Write out every entry precisely as given, leaving the pictures out.

Start Material shown

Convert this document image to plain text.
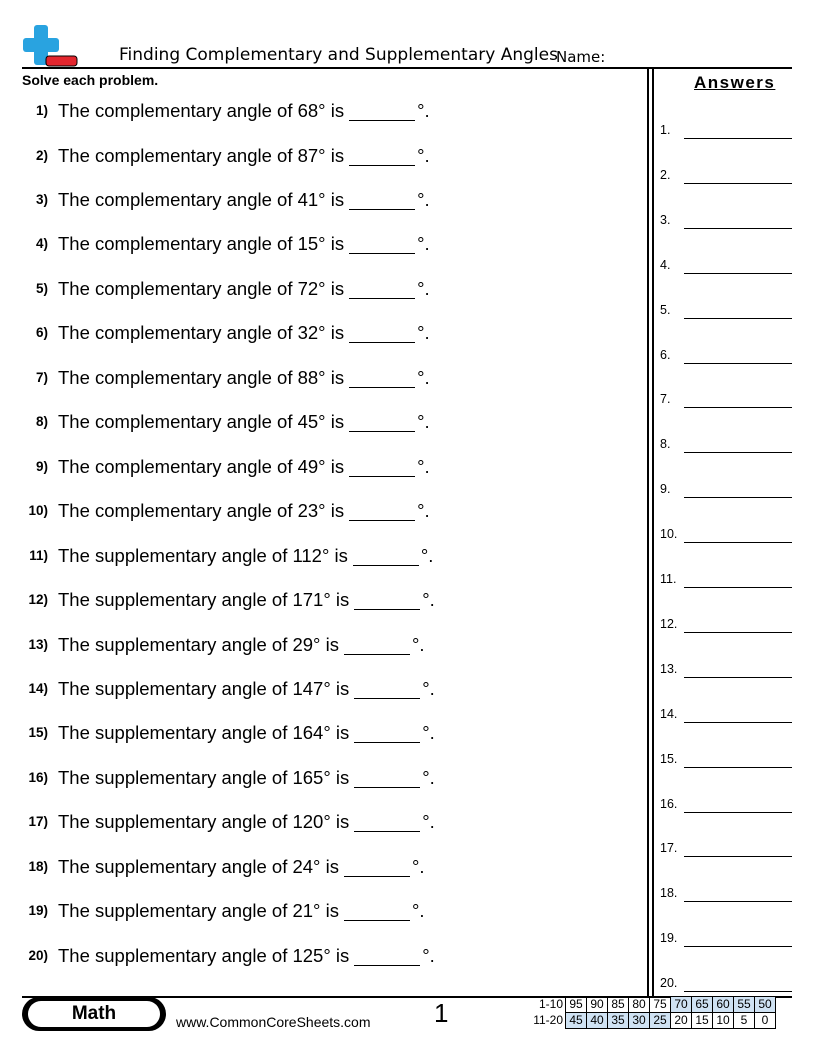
Finding Complementary and Supplementary Angles
Name:
Solve each problem.
1) The complementary angle of 68° is	°.
2) The complementary angle of 87° is	°.
3) The complementary angle of 41° is	°.
4) The complementary angle of 15° is	°.
5) The complementary angle of 72° is	°.
6) The complementary angle of 32° is	°.
7) The complementary angle of 88° is	°.
8) The complementary angle of 45° is	°.
9) The complementary angle of 49° is	°.
10) The complementary angle of 23° is	°.
11) The supplementary angle of 112° is	°.
12) The supplementary angle of 171° is	°.
13) The supplementary angle of 29° is	°.
14) The supplementary angle of 147° is	°.
15) The supplementary angle of 164° is	°.
16) The supplementary angle of 165° is	°.
17) The supplementary angle of 120° is	°.
18) The supplementary angle of 24° is	°.
19) The supplementary angle of 21° is	°.
20) The supplementary angle of 125° is	°.
Answers
1.
2.
3.
4.
5.
6.
7.
8.
9.
10.
11.
12.
13.
14.
15.
16.
17.
18.
19.
20.
Math	www.CommonCoreSheets.com 1	1-10	95	90	85	80	75	70	65	60	55	50
11-20	45	40	35	30	25	20	15	10	5	0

End Material shown

▶ **Result for this task**
Convert this document image to plain text.
Finding Complementary and Supplementary Angles
Name:
Solve each problem.
1) The complementary angle of 68° is	°.
2) The complementary angle of 87° is	°.
3) The complementary angle of 41° is	°.
4) The complementary angle of 15° is	°.
5) The complementary angle of 72° is	°.
6) The complementary angle of 32° is	°.
7) The complementary angle of 88° is	°.
8) The complementary angle of 45° is	°.
9) The complementary angle of 49° is	°.
10) The complementary angle of 23° is	°.
11) The supplementary angle of 112° is	°.
12) The supplementary angle of 171° is	°.
13) The supplementary angle of 29° is	°.
14) The supplementary angle of 147° is	°.
15) The supplementary angle of 164° is	°.
16) The supplementary angle of 165° is	°.
17) The supplementary angle of 120° is	°.
18) The supplementary angle of 24° is	°.
19) The supplementary angle of 21° is	°.
20) The supplementary angle of 125° is	°.
Answers
1.
2.
3.
4.
5.
6.
7.
8.
9.
10.
11.
12.
13.
14.
15.
16.
17.
18.
19.
20.
Math	www.CommonCoreSheets.com 1	1-10	95	90	85	80	75	70	65	60	55	50
11-20	45	40	35	30	25	20	15	10	5	0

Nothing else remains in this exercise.